= WORK INSTRUCTIONS =
Copy the records below word for word, but leave out the pictures.

= ENTRIES PROVIDED =
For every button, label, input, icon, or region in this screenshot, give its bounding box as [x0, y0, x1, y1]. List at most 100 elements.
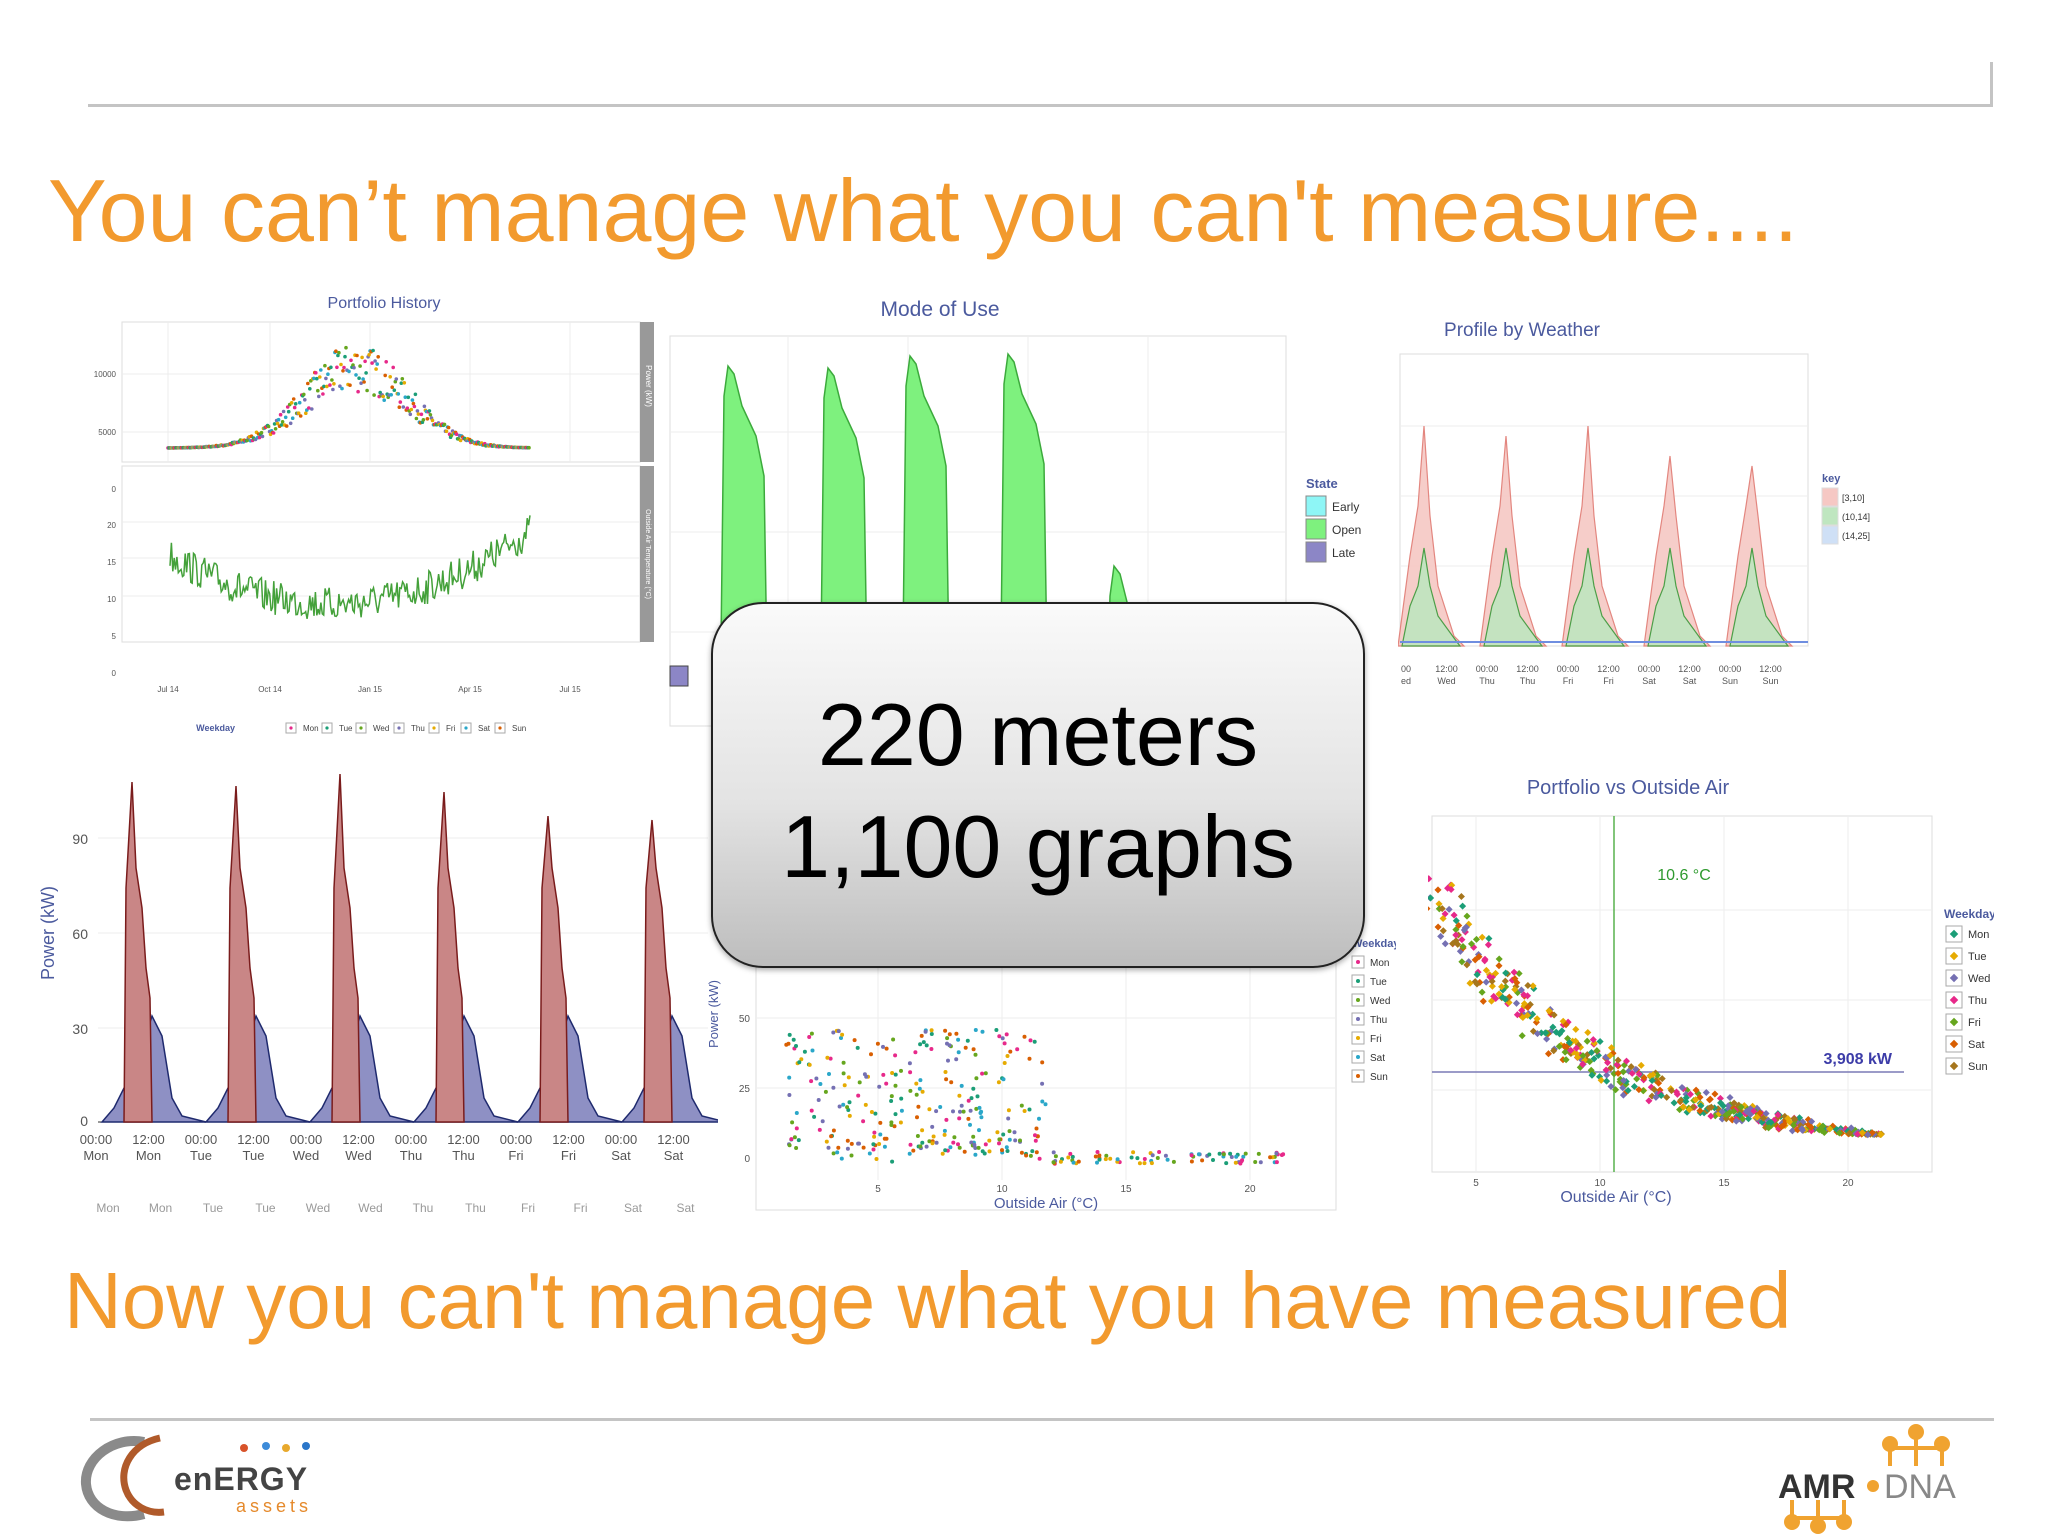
data-point [341, 369, 345, 373]
data-point [364, 371, 368, 375]
weather-xtick: 12:00 [1678, 664, 1701, 674]
data-point [820, 1119, 825, 1124]
data-point [924, 1144, 929, 1149]
portfolio-xtick: Jan 15 [358, 685, 383, 694]
data-point [899, 1108, 904, 1113]
data-point [1705, 1104, 1713, 1112]
data-point [1051, 1160, 1056, 1165]
weekly-xtick: 12:00 [237, 1132, 270, 1147]
data-point [878, 1120, 883, 1125]
data-point [1012, 1130, 1017, 1135]
data-point [1115, 1157, 1120, 1162]
data-point [1071, 1160, 1076, 1165]
data-point [302, 392, 306, 397]
weather-xtick-day: Sat [1683, 676, 1697, 686]
data-point [899, 1096, 904, 1101]
data-point [881, 1072, 886, 1077]
data-point [942, 1132, 947, 1137]
scatter-xtick: 5 [875, 1184, 881, 1195]
data-point [949, 1080, 954, 1085]
data-point [789, 1137, 794, 1142]
data-point [402, 381, 407, 385]
data-point [898, 1120, 903, 1125]
data-point [1028, 1038, 1033, 1043]
legend-entry: Wed [373, 724, 389, 733]
data-point [1627, 1063, 1635, 1071]
data-point [980, 1071, 985, 1076]
data-point [965, 1038, 970, 1043]
amr-logo-text: AMR [1778, 1468, 1855, 1506]
legend-entry: Wed [1370, 996, 1390, 1007]
data-point [328, 383, 332, 387]
data-point [794, 1126, 799, 1131]
data-point [1013, 1138, 1018, 1143]
weather-xtick: 00:00 [1638, 664, 1661, 674]
data-point [1034, 1126, 1039, 1131]
data-point [794, 1044, 798, 1048]
legend-entry: Thu [411, 724, 425, 733]
weather-xtick-day: Fri [1603, 676, 1614, 686]
data-point [1076, 1159, 1081, 1164]
scatter-xtick: 10 [996, 1184, 1008, 1195]
legend-entry: Sun [1370, 1072, 1388, 1083]
data-point [339, 362, 343, 367]
data-point [271, 431, 276, 435]
data-point [1240, 1158, 1245, 1163]
data-point [1268, 1155, 1273, 1160]
profile-weather-xticks: 00 ed 12:00 Wed 00:00 Thu 12:00 Thu 00:00 Fri 12:0… [1401, 664, 1782, 686]
data-point [973, 1028, 978, 1032]
data-point [1696, 1107, 1704, 1115]
data-point [938, 1105, 943, 1109]
data-point [307, 406, 311, 410]
data-point [807, 1062, 812, 1067]
data-point [342, 365, 346, 370]
data-point [920, 1128, 925, 1133]
data-point [1189, 1159, 1194, 1164]
weekly-xtick-day-faded: Thu [465, 1201, 486, 1215]
data-point [857, 1080, 862, 1085]
data-point [259, 430, 264, 435]
meters-callout: 220 meters 1,100 graphs [711, 602, 1365, 968]
data-point [787, 1143, 792, 1148]
callout-meters: 220 meters [817, 685, 1259, 784]
scatter-xtick: 15 [1120, 1184, 1132, 1195]
data-point [971, 1134, 976, 1139]
late-area [669, 665, 689, 687]
data-point [881, 1044, 885, 1049]
data-point [871, 1147, 876, 1152]
data-point [1718, 1108, 1726, 1116]
weather-xtick: 12:00 [1435, 664, 1458, 674]
data-point [945, 1036, 950, 1041]
peak-area [227, 785, 257, 1123]
data-point [874, 1157, 879, 1161]
data-point [280, 420, 285, 424]
data-point [957, 1145, 962, 1150]
mild-area [1483, 547, 1544, 647]
data-point [944, 1077, 949, 1082]
legend-entry: Fri [446, 724, 456, 733]
panel2-ytick: 15 [107, 558, 116, 567]
data-point [1502, 969, 1510, 977]
weekly-xtick-day-faded: Thu [413, 1201, 434, 1215]
data-point [810, 1048, 815, 1053]
data-point [893, 1083, 898, 1088]
data-point [873, 1111, 878, 1116]
data-point [324, 376, 328, 381]
portfolio-history-chart: Portfolio History Power (kW) 10000 5000 … [94, 295, 654, 734]
data-point [292, 405, 297, 410]
top-rule-corner [1990, 62, 1993, 107]
data-point [1706, 1095, 1714, 1103]
data-point [1211, 1158, 1215, 1162]
data-point [419, 412, 424, 417]
data-point [907, 1061, 912, 1066]
data-point [1788, 1127, 1796, 1135]
legend-swatch-late [1305, 541, 1327, 563]
legend-key-dot [1356, 1017, 1360, 1021]
data-point [362, 380, 366, 384]
data-point [835, 1150, 840, 1155]
data-point [790, 1120, 795, 1125]
data-point [792, 1135, 797, 1140]
data-point [831, 1151, 836, 1156]
data-point [444, 429, 449, 434]
data-point [1495, 955, 1503, 963]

= EXPECTED OUTPUT =
For every button, label, input, icon, or region in this screenshot, give its bounding box as [x0, y0, x1, y1]. List at most 100 elements.
data-point [341, 369, 345, 373]
data-point [364, 371, 368, 375]
weather-xtick: 12:00 [1678, 664, 1701, 674]
data-point [820, 1119, 825, 1124]
data-point [924, 1144, 929, 1149]
portfolio-xtick: Jan 15 [358, 685, 383, 694]
data-point [899, 1108, 904, 1113]
data-point [1705, 1104, 1713, 1112]
data-point [1051, 1160, 1056, 1165]
weekly-xtick: 12:00 [237, 1132, 270, 1147]
data-point [878, 1120, 883, 1125]
data-point [1012, 1130, 1017, 1135]
data-point [1115, 1157, 1120, 1162]
data-point [1071, 1160, 1076, 1165]
data-point [302, 392, 306, 397]
weather-xtick-day: Sat [1683, 676, 1697, 686]
data-point [899, 1096, 904, 1101]
data-point [881, 1072, 886, 1077]
data-point [942, 1132, 947, 1137]
scatter-xtick: 5 [875, 1184, 881, 1195]
data-point [949, 1080, 954, 1085]
data-point [789, 1137, 794, 1142]
data-point [402, 381, 407, 385]
data-point [898, 1120, 903, 1125]
data-point [1028, 1038, 1033, 1043]
legend-entry: Wed [373, 724, 389, 733]
data-point [1627, 1063, 1635, 1071]
data-point [980, 1071, 985, 1076]
data-point [965, 1038, 970, 1043]
amr-logo-text: AMR [1778, 1468, 1855, 1506]
legend-entry: Wed [1370, 996, 1390, 1007]
data-point [328, 383, 332, 387]
data-point [794, 1126, 799, 1131]
data-point [1013, 1138, 1018, 1143]
weather-xtick: 00:00 [1638, 664, 1661, 674]
data-point [1034, 1126, 1039, 1131]
data-point [794, 1044, 798, 1048]
legend-entry: Thu [411, 724, 425, 733]
weather-xtick-day: Fri [1603, 676, 1614, 686]
data-point [1076, 1159, 1081, 1164]
scatter-xtick: 10 [996, 1184, 1008, 1195]
legend-entry: Sun [1370, 1072, 1388, 1083]
data-point [339, 362, 343, 367]
data-point [271, 431, 276, 435]
data-point [1240, 1158, 1245, 1163]
data-point [1268, 1155, 1273, 1160]
profile-weather-xticks: 00 ed 12:00 Wed 00:00 Thu 12:00 Thu 00:00 Fri 12:0… [1401, 664, 1782, 686]
data-point [973, 1028, 978, 1032]
data-point [1696, 1107, 1704, 1115]
data-point [938, 1105, 943, 1109]
data-point [307, 406, 311, 410]
data-point [807, 1062, 812, 1067]
data-point [342, 365, 346, 370]
data-point [920, 1128, 925, 1133]
data-point [1189, 1159, 1194, 1164]
weekly-xtick-day-faded: Thu [465, 1201, 486, 1215]
data-point [857, 1080, 862, 1085]
data-point [259, 430, 264, 435]
meters-callout: 220 meters 1,100 graphs [711, 602, 1365, 968]
data-point [787, 1143, 792, 1148]
callout-meters: 220 meters [817, 685, 1259, 784]
scatter-xtick: 15 [1120, 1184, 1132, 1195]
data-point [971, 1134, 976, 1139]
late-area [669, 665, 689, 687]
data-point [881, 1044, 885, 1049]
data-point [871, 1147, 876, 1152]
data-point [1718, 1108, 1726, 1116]
weather-xtick: 12:00 [1435, 664, 1458, 674]
data-point [945, 1036, 950, 1041]
peak-area [227, 785, 257, 1123]
data-point [874, 1157, 879, 1161]
data-point [280, 420, 285, 424]
data-point [957, 1145, 962, 1150]
mild-area [1483, 547, 1544, 647]
data-point [944, 1077, 949, 1082]
legend-entry: Fri [446, 724, 456, 733]
panel2-ytick: 15 [107, 558, 116, 567]
data-point [1502, 969, 1510, 977]
weekly-xtick-day-faded: Thu [413, 1201, 434, 1215]
data-point [810, 1048, 815, 1053]
data-point [893, 1083, 898, 1088]
data-point [873, 1111, 878, 1116]
data-point [324, 376, 328, 381]
portfolio-history-chart: Portfolio History Power (kW) 10000 5000 … [94, 295, 654, 734]
data-point [292, 405, 297, 410]
top-rule-corner [1990, 62, 1993, 107]
data-point [1706, 1095, 1714, 1103]
data-point [1211, 1158, 1215, 1162]
data-point [419, 412, 424, 417]
data-point [907, 1061, 912, 1066]
data-point [1788, 1127, 1796, 1135]
legend-swatch-late [1305, 541, 1327, 563]
legend-key-dot [1356, 1017, 1360, 1021]
data-point [362, 380, 366, 384]
data-point [835, 1150, 840, 1155]
data-point [790, 1120, 795, 1125]
data-point [792, 1135, 797, 1140]
data-point [831, 1151, 836, 1156]
data-point [444, 429, 449, 434]
data-point [1495, 955, 1503, 963]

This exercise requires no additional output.